---------- Testo fornito ----------
La solennità del primo gennaio: Maria, Madre di Dio

Il primo gennaio, com’è noto, la Chiesa cattolica celebra la solennità di Maria SS. Madre di Dio.

Una festa tutta mariana (molto probabilmente la prima) ma che vuole mettere al centro e ribadire la “divinità del figlio”. L’idea centrale del dogma della maternità di Maria, infatti, è tutta a favore della centralità della “divinità del figlio”. In questa solennità, come del resto nel relativo dogma mariano, per arrivare alla “grandezza della madre” bisogna ritornare al figlio: attraverso il figlio la madre è esaltata.

Questa solennità ci aiuta a fare il percorso inverso che invece è di solito garantito in un rito di iniziazione.

Nei riti di passaggio o di iniziazione, infatti, i giovani devono dimostrare di essere entrati a far parte del mondo degli adulti, dei grandi, dei “pronti al matrimonio”, o del “gruppo dei cacciatori”, o “uomini, soldati della fede…”: devono entrare a far parte del gruppo degli iniziati.

Coi riti di iniziazione si entra nel “gruppo” da cui si era esclusi.

La solennità del primo gennaio ci insegna che per “entrare nel tempo” bisogna fare il percorso inverso: non entrarci da “adulti” ma da bambini. Non da persone che desiderano quanto auspicato dal tempo e nel tempo, ma da persone libere che vivono con sorpresa e gratitudine il tempo che verrà.
----------
Secondo il testo sulla solennità del primo gennaio, come bisogna "entrare nel tempo"? I record provengono da un'altra fonte.
---------- Righe archiviate ----------
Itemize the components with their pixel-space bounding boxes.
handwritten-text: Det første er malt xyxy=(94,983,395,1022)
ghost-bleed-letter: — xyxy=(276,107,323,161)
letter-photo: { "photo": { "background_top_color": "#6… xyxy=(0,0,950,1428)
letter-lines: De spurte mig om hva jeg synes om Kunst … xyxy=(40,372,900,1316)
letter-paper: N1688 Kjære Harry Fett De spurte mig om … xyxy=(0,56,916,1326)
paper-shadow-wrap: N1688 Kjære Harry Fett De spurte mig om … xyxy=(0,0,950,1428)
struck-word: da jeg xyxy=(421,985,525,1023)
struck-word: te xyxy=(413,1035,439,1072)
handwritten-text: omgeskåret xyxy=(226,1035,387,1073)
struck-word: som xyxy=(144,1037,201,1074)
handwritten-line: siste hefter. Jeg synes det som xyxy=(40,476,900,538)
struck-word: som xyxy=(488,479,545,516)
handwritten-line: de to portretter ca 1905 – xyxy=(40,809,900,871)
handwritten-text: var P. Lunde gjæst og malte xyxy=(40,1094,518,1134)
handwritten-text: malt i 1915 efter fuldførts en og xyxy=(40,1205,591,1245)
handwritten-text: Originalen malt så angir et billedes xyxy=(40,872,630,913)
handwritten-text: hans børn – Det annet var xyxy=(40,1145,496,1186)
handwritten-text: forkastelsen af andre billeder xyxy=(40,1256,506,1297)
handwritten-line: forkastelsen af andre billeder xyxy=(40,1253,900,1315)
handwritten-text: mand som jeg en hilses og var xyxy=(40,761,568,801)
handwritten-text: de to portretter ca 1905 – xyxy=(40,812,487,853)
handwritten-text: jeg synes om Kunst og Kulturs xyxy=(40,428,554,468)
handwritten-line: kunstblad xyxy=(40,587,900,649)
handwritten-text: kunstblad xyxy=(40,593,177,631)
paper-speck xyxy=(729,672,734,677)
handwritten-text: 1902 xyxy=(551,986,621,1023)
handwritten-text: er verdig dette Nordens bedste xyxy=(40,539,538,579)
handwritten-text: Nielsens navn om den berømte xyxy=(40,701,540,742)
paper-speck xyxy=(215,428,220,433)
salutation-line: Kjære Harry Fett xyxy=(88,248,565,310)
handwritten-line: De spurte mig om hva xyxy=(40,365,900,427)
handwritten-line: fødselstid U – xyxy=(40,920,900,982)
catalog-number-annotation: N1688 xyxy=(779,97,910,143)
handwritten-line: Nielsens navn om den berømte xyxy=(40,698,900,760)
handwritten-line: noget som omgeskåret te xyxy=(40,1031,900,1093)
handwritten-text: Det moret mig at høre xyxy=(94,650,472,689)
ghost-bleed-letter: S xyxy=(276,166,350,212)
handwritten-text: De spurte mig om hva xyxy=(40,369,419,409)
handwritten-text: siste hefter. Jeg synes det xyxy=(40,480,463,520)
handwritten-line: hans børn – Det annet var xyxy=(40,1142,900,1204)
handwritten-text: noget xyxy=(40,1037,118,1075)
----------
• _Risposta al compito_
Non da "adulti" ma da bambini, facendo il percorso inverso rispetto ai riti di iniziazione.